** Data listing **
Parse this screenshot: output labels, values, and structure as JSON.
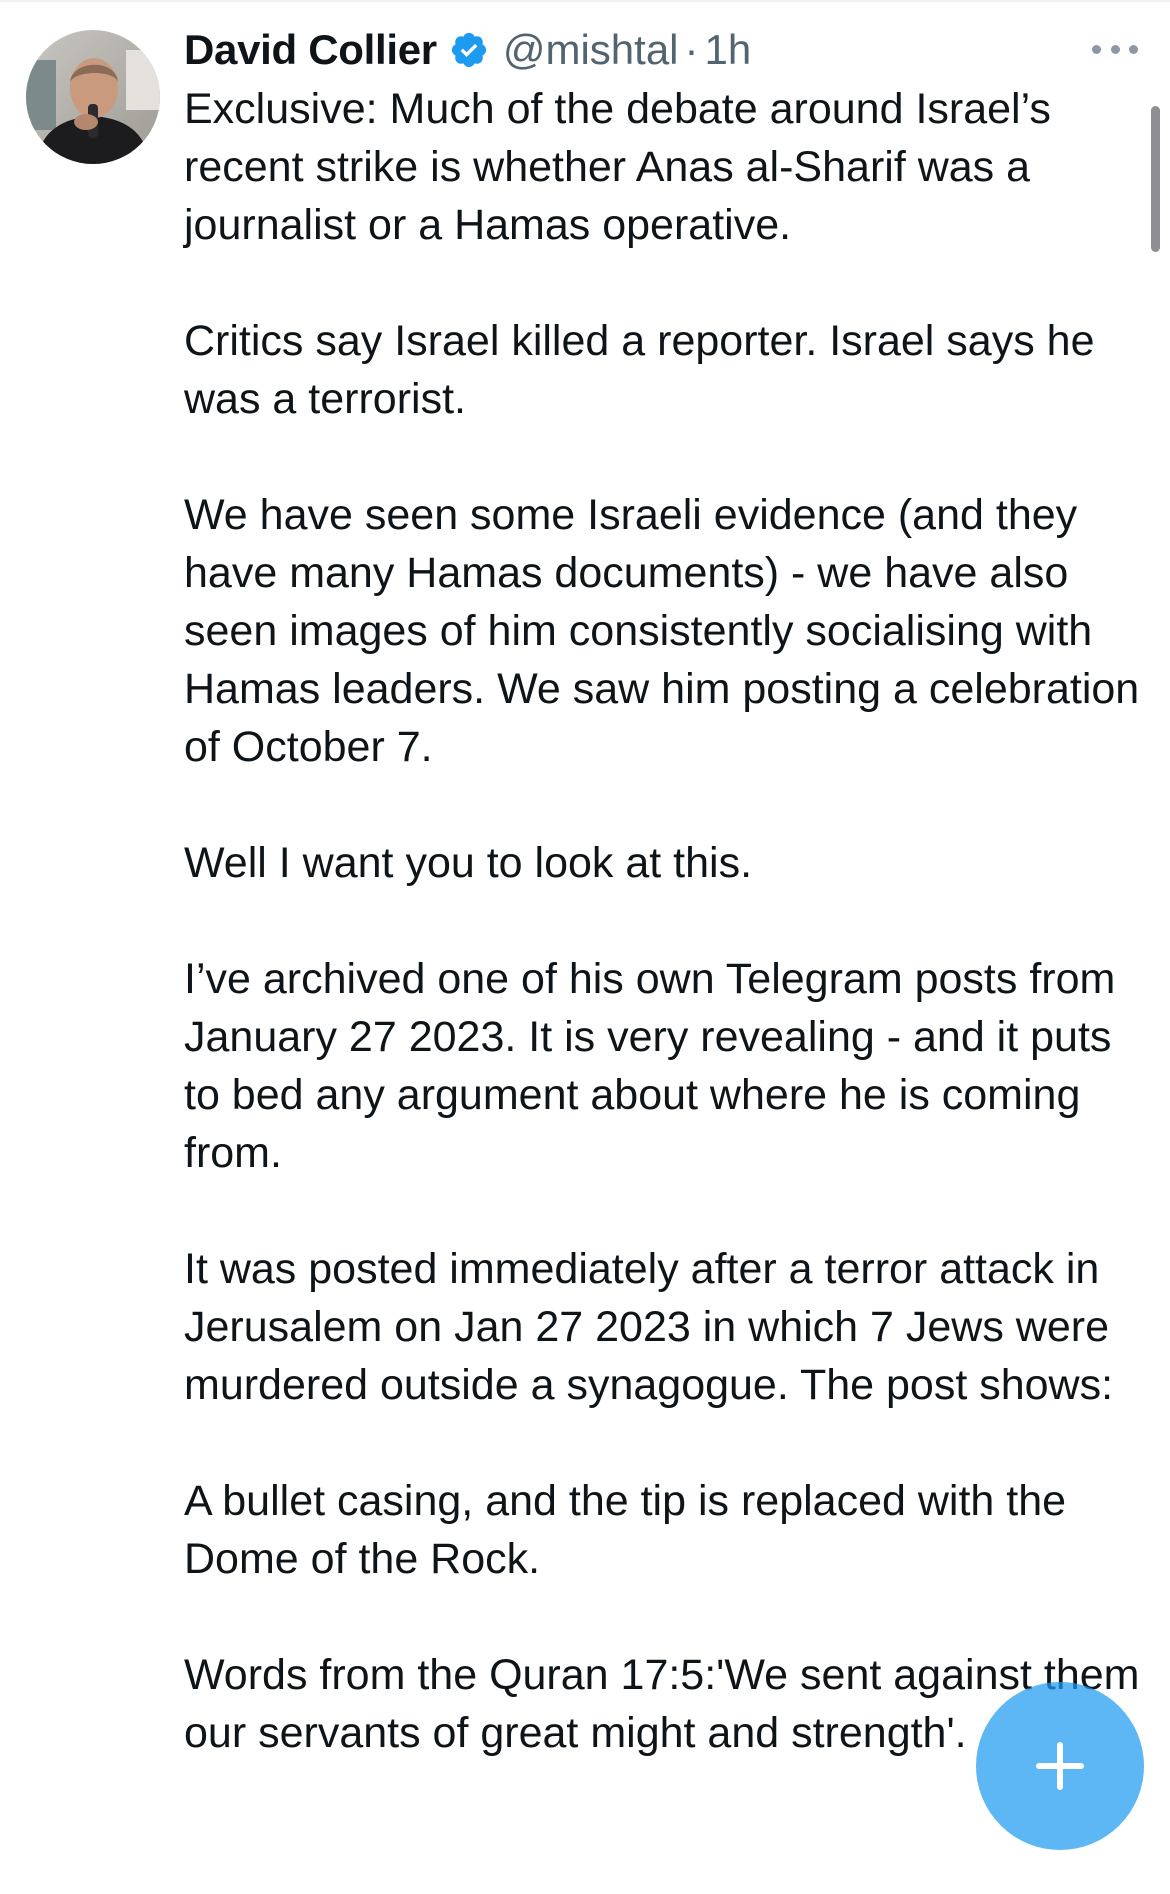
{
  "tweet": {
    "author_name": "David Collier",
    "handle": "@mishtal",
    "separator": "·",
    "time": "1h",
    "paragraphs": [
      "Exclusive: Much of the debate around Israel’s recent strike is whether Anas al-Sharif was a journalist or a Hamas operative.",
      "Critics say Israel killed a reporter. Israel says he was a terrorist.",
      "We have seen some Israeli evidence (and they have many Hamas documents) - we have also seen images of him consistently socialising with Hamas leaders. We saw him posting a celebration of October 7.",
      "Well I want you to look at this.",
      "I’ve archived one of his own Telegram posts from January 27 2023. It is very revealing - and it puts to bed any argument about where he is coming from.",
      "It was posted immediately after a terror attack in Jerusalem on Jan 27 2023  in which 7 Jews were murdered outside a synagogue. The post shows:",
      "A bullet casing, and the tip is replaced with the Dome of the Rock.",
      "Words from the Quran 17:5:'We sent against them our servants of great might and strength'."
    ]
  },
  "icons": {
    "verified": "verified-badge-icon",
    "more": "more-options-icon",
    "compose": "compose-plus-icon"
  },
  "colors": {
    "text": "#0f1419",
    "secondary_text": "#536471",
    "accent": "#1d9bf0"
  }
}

** EXERCISE DETAILS **
Are you able to set down all the lines above exactly, without any pictures?

** FINAL RESULT **
Parse this screenshot: output labels, values, and structure as JSON.
{
  "tweet": {
    "author_name": "David Collier",
    "handle": "@mishtal",
    "separator": "·",
    "time": "1h",
    "paragraphs": [
      "Exclusive: Much of the debate around Israel’s recent strike is whether Anas al-Sharif was a journalist or a Hamas operative.",
      "Critics say Israel killed a reporter. Israel says he was a terrorist.",
      "We have seen some Israeli evidence (and they have many Hamas documents) - we have also seen images of him consistently socialising with Hamas leaders. We saw him posting a celebration of October 7.",
      "Well I want you to look at this.",
      "I’ve archived one of his own Telegram posts from January 27 2023. It is very revealing - and it puts to bed any argument about where he is coming from.",
      "It was posted immediately after a terror attack in Jerusalem on Jan 27 2023  in which 7 Jews were murdered outside a synagogue. The post shows:",
      "A bullet casing, and the tip is replaced with the Dome of the Rock.",
      "Words from the Quran 17:5:'We sent against them our servants of great might and strength'."
    ]
  },
  "icons": {
    "verified": "verified-badge-icon",
    "more": "more-options-icon",
    "compose": "compose-plus-icon"
  },
  "colors": {
    "text": "#0f1419",
    "secondary_text": "#536471",
    "accent": "#1d9bf0"
  }
}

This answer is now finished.